SUPPLIED ENTRIES:
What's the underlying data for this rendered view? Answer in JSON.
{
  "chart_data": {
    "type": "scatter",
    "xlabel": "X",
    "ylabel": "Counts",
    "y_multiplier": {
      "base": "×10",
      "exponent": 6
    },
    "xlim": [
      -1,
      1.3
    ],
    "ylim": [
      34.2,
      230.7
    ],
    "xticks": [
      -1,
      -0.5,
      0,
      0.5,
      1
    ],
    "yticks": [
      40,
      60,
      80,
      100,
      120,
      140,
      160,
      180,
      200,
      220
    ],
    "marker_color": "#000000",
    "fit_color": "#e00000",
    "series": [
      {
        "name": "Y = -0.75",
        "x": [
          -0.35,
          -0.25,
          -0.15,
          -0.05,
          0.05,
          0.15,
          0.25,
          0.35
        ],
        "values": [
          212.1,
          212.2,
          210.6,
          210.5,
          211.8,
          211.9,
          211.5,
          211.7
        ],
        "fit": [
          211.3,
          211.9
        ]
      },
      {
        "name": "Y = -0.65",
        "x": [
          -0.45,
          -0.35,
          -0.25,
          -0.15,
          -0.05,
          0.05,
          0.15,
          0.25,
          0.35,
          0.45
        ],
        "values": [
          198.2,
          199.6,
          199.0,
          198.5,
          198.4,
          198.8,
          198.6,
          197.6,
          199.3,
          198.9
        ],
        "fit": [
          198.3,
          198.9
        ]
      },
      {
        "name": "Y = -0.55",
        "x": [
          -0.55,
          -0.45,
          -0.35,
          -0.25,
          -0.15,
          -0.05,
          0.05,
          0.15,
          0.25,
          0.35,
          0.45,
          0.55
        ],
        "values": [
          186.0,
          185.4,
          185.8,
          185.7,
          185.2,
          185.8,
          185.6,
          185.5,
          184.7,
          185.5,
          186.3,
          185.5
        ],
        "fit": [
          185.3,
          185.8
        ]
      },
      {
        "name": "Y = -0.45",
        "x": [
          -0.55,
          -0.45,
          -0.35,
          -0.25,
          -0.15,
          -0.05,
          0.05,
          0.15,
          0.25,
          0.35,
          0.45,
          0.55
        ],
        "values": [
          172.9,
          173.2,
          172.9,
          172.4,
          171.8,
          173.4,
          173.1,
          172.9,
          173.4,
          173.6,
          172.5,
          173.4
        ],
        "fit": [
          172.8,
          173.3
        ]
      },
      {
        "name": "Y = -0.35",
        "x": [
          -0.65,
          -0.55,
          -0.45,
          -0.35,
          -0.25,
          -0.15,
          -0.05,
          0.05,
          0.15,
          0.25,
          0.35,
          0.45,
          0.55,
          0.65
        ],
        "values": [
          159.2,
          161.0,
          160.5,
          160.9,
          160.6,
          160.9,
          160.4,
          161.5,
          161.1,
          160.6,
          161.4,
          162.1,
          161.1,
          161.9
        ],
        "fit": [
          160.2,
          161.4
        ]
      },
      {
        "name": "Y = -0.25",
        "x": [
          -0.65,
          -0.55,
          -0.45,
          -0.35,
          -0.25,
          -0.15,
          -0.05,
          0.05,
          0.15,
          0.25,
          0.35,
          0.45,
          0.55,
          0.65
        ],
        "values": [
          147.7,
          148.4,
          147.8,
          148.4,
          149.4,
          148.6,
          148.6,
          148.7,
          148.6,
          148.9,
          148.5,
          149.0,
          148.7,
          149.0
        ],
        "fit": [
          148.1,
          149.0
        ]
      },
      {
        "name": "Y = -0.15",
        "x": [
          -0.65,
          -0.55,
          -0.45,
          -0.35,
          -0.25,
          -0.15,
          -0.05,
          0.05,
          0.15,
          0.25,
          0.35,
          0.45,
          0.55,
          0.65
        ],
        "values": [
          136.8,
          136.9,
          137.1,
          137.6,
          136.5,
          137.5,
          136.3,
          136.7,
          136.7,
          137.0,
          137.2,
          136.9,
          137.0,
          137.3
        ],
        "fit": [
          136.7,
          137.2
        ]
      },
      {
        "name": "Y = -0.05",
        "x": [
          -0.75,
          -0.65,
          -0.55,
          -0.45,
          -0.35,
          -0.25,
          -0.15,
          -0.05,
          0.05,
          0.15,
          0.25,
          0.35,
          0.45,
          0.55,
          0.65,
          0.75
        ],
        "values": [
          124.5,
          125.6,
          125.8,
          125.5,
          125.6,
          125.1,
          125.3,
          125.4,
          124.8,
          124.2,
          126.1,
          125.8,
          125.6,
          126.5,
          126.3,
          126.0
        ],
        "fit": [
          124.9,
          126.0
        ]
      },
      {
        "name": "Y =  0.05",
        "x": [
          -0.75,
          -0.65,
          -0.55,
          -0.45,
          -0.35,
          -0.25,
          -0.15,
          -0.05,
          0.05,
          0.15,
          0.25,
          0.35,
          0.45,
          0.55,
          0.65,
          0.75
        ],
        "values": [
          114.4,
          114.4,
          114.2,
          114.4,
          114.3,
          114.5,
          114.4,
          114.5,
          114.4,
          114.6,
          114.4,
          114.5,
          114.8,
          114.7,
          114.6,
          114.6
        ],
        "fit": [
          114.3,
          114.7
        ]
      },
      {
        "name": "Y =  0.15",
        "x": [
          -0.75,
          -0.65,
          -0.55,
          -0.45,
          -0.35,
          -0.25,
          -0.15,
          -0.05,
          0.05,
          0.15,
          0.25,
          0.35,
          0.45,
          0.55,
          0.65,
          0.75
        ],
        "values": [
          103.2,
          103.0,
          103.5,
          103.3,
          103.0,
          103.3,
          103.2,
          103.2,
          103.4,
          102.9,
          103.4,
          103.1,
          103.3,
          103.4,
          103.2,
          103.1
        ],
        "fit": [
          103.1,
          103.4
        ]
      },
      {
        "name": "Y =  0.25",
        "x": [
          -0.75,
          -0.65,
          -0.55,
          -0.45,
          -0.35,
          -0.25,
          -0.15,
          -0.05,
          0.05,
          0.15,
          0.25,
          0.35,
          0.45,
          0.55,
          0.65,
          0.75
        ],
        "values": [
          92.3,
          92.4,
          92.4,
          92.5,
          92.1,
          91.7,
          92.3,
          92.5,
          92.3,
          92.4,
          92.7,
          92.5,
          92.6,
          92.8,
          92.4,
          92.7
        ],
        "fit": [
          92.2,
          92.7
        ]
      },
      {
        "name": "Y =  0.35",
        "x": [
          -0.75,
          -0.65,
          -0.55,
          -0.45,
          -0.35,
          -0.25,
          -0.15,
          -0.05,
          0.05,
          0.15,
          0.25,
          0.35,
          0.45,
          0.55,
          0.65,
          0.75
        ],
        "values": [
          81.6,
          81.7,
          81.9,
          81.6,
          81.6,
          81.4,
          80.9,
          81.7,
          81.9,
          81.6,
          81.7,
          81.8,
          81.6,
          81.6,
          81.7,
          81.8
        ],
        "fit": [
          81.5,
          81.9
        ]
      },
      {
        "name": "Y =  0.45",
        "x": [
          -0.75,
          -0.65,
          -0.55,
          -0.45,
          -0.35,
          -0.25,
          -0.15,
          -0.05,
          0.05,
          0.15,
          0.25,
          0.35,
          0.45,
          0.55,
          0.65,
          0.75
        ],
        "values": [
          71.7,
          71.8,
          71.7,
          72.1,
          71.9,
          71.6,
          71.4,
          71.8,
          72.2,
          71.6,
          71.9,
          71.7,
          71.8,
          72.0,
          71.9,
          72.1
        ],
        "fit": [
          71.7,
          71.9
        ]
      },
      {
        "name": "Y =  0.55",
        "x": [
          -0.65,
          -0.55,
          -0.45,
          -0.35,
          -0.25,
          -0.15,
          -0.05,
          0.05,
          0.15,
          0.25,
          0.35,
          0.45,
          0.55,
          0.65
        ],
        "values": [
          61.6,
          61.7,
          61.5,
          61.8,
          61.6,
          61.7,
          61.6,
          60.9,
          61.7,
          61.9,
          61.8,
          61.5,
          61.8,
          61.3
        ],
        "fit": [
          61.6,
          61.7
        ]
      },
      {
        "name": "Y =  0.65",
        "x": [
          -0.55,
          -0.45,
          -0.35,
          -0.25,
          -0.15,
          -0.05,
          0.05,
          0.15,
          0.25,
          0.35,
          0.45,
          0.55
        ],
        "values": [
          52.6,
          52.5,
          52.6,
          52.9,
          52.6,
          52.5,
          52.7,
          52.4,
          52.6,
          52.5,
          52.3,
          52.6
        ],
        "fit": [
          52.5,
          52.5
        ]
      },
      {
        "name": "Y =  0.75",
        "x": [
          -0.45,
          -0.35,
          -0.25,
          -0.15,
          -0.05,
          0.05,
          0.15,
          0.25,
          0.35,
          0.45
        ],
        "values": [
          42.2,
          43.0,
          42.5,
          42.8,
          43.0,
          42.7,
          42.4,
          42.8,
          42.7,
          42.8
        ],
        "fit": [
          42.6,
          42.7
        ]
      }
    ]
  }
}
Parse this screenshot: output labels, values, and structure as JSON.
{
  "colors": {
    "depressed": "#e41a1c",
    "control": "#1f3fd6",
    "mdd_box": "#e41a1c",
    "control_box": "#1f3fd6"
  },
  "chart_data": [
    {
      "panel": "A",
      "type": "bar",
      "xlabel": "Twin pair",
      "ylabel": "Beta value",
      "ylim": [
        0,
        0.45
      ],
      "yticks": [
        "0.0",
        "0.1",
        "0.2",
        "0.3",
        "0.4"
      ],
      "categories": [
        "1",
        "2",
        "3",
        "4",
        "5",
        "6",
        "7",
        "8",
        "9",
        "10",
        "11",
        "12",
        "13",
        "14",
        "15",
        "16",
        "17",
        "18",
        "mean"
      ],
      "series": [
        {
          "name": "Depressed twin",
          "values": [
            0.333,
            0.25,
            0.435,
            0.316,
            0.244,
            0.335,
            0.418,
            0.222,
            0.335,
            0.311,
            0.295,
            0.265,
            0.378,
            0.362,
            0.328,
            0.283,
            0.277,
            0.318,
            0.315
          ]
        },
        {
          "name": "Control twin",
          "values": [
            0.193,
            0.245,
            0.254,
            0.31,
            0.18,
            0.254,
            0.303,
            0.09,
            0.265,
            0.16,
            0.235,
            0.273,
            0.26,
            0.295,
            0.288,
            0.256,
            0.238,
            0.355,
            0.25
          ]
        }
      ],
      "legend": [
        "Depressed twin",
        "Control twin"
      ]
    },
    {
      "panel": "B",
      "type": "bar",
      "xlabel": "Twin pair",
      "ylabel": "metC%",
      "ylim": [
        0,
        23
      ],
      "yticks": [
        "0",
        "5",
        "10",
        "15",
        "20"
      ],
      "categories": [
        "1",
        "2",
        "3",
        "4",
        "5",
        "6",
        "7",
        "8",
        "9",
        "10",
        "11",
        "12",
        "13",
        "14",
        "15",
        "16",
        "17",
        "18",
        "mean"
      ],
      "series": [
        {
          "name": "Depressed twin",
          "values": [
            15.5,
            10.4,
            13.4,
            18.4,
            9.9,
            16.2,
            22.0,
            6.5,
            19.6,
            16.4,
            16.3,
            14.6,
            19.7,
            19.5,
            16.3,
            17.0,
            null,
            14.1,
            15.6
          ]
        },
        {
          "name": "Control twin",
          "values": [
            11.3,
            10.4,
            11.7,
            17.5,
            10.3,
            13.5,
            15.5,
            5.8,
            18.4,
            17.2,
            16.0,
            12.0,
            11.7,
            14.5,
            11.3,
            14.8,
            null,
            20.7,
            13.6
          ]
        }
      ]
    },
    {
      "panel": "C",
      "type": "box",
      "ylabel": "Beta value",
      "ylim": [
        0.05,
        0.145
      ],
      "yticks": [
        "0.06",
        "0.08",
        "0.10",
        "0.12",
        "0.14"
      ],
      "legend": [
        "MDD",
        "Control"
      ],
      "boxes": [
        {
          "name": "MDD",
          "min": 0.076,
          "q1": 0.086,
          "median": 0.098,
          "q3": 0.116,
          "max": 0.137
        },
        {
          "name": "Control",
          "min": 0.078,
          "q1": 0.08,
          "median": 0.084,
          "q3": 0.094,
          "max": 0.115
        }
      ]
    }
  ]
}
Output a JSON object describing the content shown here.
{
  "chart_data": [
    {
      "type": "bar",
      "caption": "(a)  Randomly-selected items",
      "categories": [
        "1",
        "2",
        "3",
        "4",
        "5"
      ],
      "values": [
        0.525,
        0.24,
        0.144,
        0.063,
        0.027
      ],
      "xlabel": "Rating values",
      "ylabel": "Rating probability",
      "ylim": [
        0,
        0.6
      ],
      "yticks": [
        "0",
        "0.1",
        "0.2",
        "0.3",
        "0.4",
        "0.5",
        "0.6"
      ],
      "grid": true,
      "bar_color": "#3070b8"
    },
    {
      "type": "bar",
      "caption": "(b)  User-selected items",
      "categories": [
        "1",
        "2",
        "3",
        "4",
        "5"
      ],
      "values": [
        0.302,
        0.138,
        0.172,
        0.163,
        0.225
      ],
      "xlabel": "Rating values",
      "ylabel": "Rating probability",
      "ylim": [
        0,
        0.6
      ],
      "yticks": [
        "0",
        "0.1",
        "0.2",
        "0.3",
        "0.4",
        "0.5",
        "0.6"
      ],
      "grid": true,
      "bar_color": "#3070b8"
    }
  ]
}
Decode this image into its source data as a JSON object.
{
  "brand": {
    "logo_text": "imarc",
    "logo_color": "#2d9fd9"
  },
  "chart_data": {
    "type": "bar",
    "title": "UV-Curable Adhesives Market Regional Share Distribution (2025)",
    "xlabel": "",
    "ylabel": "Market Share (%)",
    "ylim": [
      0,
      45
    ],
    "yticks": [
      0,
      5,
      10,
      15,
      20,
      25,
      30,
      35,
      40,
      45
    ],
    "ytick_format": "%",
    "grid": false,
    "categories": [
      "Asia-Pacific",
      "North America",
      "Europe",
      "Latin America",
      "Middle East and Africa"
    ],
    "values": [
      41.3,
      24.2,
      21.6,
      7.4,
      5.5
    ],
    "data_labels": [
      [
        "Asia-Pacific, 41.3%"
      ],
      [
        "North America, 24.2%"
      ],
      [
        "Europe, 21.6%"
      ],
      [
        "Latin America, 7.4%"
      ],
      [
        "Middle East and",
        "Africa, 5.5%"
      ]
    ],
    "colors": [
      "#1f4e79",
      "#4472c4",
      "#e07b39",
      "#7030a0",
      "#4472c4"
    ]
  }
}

DIRECTION:
Reproduce precisely the span of lines that begins at the line containing "Decode this image" and ends with the last line of the listing.

THE ANSWER:
Decode this image into its source data as a JSON object.
{
  "brand": {
    "logo_text": "imarc",
    "logo_color": "#2d9fd9"
  },
  "chart_data": {
    "type": "bar",
    "title": "UV-Curable Adhesives Market Regional Share Distribution (2025)",
    "xlabel": "",
    "ylabel": "Market Share (%)",
    "ylim": [
      0,
      45
    ],
    "yticks": [
      0,
      5,
      10,
      15,
      20,
      25,
      30,
      35,
      40,
      45
    ],
    "ytick_format": "%",
    "grid": false,
    "categories": [
      "Asia-Pacific",
      "North America",
      "Europe",
      "Latin America",
      "Middle East and Africa"
    ],
    "values": [
      41.3,
      24.2,
      21.6,
      7.4,
      5.5
    ],
    "data_labels": [
      [
        "Asia-Pacific, 41.3%"
      ],
      [
        "North America, 24.2%"
      ],
      [
        "Europe, 21.6%"
      ],
      [
        "Latin America, 7.4%"
      ],
      [
        "Middle East and",
        "Africa, 5.5%"
      ]
    ],
    "colors": [
      "#1f4e79",
      "#4472c4",
      "#e07b39",
      "#7030a0",
      "#4472c4"
    ]
  }
}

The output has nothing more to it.